- WHAT IS BEING ASKED -
Go through the data below and copy it exactly, skipping every picture.

Start of DATA SUPPLIED

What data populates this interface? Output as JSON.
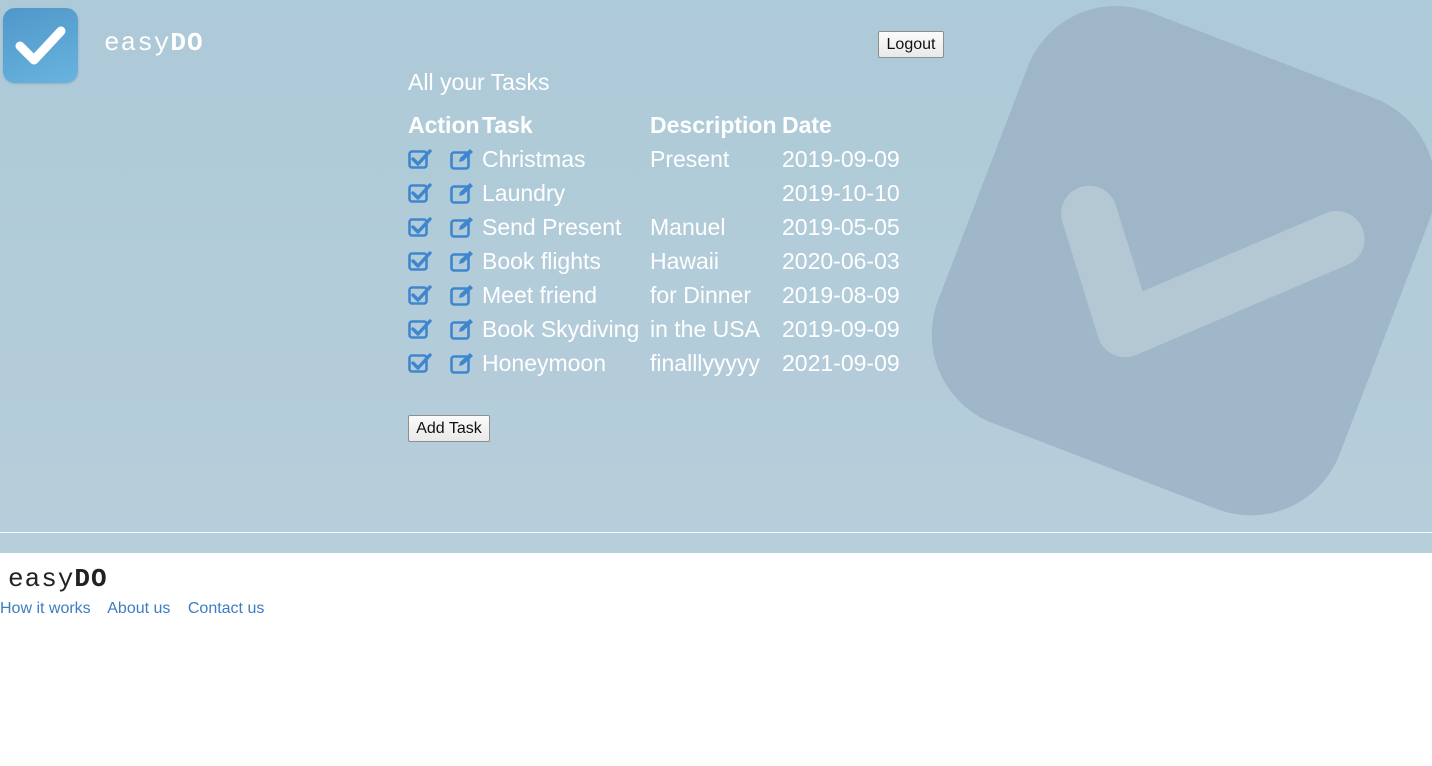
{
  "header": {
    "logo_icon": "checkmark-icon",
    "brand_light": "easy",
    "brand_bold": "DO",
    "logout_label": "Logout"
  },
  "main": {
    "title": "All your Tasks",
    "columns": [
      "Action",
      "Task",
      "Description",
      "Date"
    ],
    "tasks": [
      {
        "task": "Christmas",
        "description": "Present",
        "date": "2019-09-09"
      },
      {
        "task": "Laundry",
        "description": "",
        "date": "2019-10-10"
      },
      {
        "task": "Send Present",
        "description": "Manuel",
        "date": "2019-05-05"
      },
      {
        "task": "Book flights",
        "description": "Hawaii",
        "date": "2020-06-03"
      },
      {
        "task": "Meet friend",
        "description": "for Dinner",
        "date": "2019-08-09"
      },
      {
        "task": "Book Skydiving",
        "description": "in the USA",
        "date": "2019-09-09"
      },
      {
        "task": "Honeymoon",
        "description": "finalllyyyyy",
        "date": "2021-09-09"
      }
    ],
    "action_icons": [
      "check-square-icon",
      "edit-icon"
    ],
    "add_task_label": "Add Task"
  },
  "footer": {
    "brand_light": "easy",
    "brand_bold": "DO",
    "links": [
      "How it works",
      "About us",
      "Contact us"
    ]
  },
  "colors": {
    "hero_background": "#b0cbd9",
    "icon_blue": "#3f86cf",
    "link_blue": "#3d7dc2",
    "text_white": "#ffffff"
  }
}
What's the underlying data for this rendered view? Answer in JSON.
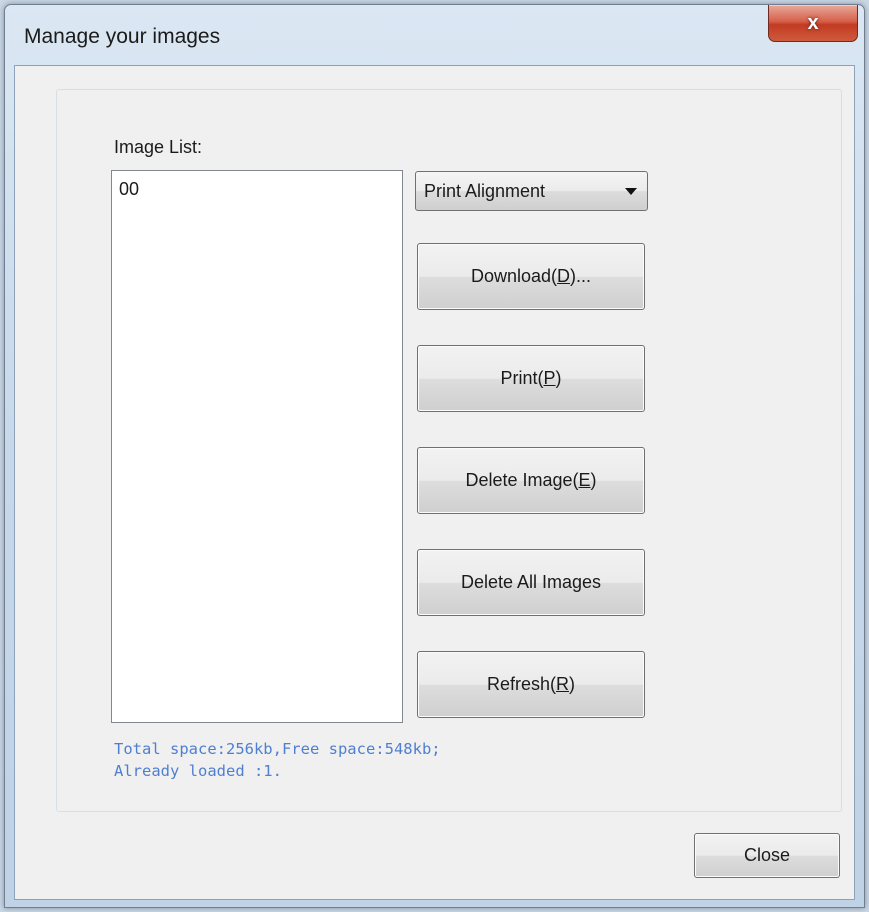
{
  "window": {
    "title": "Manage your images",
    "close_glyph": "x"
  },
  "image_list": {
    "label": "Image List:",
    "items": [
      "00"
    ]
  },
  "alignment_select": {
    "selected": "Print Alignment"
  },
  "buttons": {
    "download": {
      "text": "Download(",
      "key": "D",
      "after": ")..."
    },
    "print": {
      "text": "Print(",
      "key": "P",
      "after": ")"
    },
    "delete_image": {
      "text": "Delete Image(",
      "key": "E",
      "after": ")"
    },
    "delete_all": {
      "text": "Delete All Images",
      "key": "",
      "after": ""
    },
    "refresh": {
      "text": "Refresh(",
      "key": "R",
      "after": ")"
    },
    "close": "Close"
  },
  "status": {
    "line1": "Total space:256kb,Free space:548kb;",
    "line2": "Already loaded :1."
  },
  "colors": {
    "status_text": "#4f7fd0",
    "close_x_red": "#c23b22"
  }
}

End of DATA SUPPLIED

- TASK OUTPUT -
What data populates this interface? Output as JSON.
{
  "header": {
    "logo_icon": "checkmark-icon",
    "brand_light": "easy",
    "brand_bold": "DO",
    "logout_label": "Logout"
  },
  "main": {
    "title": "All your Tasks",
    "columns": [
      "Action",
      "Task",
      "Description",
      "Date"
    ],
    "tasks": [
      {
        "task": "Christmas",
        "description": "Present",
        "date": "2019-09-09"
      },
      {
        "task": "Laundry",
        "description": "",
        "date": "2019-10-10"
      },
      {
        "task": "Send Present",
        "description": "Manuel",
        "date": "2019-05-05"
      },
      {
        "task": "Book flights",
        "description": "Hawaii",
        "date": "2020-06-03"
      },
      {
        "task": "Meet friend",
        "description": "for Dinner",
        "date": "2019-08-09"
      },
      {
        "task": "Book Skydiving",
        "description": "in the USA",
        "date": "2019-09-09"
      },
      {
        "task": "Honeymoon",
        "description": "finalllyyyyy",
        "date": "2021-09-09"
      }
    ],
    "action_icons": [
      "check-square-icon",
      "edit-icon"
    ],
    "add_task_label": "Add Task"
  },
  "footer": {
    "brand_light": "easy",
    "brand_bold": "DO",
    "links": [
      "How it works",
      "About us",
      "Contact us"
    ]
  },
  "colors": {
    "hero_background": "#b0cbd9",
    "icon_blue": "#3f86cf",
    "link_blue": "#3d7dc2",
    "text_white": "#ffffff"
  }
}
What's the underlying data for this rendered view? Answer in JSON.
{
  "window": {
    "title": "Manage your images",
    "close_glyph": "x"
  },
  "image_list": {
    "label": "Image List:",
    "items": [
      "00"
    ]
  },
  "alignment_select": {
    "selected": "Print Alignment"
  },
  "buttons": {
    "download": {
      "text": "Download(",
      "key": "D",
      "after": ")..."
    },
    "print": {
      "text": "Print(",
      "key": "P",
      "after": ")"
    },
    "delete_image": {
      "text": "Delete Image(",
      "key": "E",
      "after": ")"
    },
    "delete_all": {
      "text": "Delete All Images",
      "key": "",
      "after": ""
    },
    "refresh": {
      "text": "Refresh(",
      "key": "R",
      "after": ")"
    },
    "close": "Close"
  },
  "status": {
    "line1": "Total space:256kb,Free space:548kb;",
    "line2": "Already loaded :1."
  },
  "colors": {
    "status_text": "#4f7fd0",
    "close_x_red": "#c23b22"
  }
}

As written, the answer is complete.